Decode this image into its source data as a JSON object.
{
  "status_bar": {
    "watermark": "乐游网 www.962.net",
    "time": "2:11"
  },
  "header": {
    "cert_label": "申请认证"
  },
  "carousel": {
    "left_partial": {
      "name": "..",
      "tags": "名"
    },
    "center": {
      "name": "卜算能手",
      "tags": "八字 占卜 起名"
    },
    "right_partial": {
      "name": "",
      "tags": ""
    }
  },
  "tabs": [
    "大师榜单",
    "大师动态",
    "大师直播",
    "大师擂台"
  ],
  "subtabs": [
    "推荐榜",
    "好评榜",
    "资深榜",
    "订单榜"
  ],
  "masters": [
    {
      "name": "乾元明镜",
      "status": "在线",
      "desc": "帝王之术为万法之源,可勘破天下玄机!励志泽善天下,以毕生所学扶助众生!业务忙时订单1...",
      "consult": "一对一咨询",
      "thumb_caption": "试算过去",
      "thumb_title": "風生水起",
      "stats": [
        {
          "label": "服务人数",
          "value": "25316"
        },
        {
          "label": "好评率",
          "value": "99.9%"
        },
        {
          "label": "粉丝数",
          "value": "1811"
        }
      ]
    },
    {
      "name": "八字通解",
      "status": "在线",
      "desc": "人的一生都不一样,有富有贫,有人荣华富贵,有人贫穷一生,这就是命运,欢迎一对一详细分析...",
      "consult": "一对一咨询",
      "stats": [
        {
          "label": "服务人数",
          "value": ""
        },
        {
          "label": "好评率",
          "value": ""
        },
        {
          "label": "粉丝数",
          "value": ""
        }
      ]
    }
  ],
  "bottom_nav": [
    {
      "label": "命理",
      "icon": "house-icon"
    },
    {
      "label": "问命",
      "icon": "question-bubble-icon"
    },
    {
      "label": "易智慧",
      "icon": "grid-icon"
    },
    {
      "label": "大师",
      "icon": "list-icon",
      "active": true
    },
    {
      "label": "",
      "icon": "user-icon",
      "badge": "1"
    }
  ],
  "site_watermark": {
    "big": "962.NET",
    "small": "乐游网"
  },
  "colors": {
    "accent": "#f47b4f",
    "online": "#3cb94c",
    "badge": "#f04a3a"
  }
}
============================================================
» **WHAT THE TASK REQUIRES**: All entries shown above should be printed again exactly.

» **THE SOLUTION**:
Decode this image into its source data as a JSON object.
{
  "status_bar": {
    "watermark": "乐游网 www.962.net",
    "time": "2:11"
  },
  "header": {
    "cert_label": "申请认证"
  },
  "carousel": {
    "left_partial": {
      "name": "..",
      "tags": "名"
    },
    "center": {
      "name": "卜算能手",
      "tags": "八字 占卜 起名"
    },
    "right_partial": {
      "name": "",
      "tags": ""
    }
  },
  "tabs": [
    "大师榜单",
    "大师动态",
    "大师直播",
    "大师擂台"
  ],
  "subtabs": [
    "推荐榜",
    "好评榜",
    "资深榜",
    "订单榜"
  ],
  "masters": [
    {
      "name": "乾元明镜",
      "status": "在线",
      "desc": "帝王之术为万法之源,可勘破天下玄机!励志泽善天下,以毕生所学扶助众生!业务忙时订单1...",
      "consult": "一对一咨询",
      "thumb_caption": "试算过去",
      "thumb_title": "風生水起",
      "stats": [
        {
          "label": "服务人数",
          "value": "25316"
        },
        {
          "label": "好评率",
          "value": "99.9%"
        },
        {
          "label": "粉丝数",
          "value": "1811"
        }
      ]
    },
    {
      "name": "八字通解",
      "status": "在线",
      "desc": "人的一生都不一样,有富有贫,有人荣华富贵,有人贫穷一生,这就是命运,欢迎一对一详细分析...",
      "consult": "一对一咨询",
      "stats": [
        {
          "label": "服务人数",
          "value": ""
        },
        {
          "label": "好评率",
          "value": ""
        },
        {
          "label": "粉丝数",
          "value": ""
        }
      ]
    }
  ],
  "bottom_nav": [
    {
      "label": "命理",
      "icon": "house-icon"
    },
    {
      "label": "问命",
      "icon": "question-bubble-icon"
    },
    {
      "label": "易智慧",
      "icon": "grid-icon"
    },
    {
      "label": "大师",
      "icon": "list-icon",
      "active": true
    },
    {
      "label": "",
      "icon": "user-icon",
      "badge": "1"
    }
  ],
  "site_watermark": {
    "big": "962.NET",
    "small": "乐游网"
  },
  "colors": {
    "accent": "#f47b4f",
    "online": "#3cb94c",
    "badge": "#f04a3a"
  }
}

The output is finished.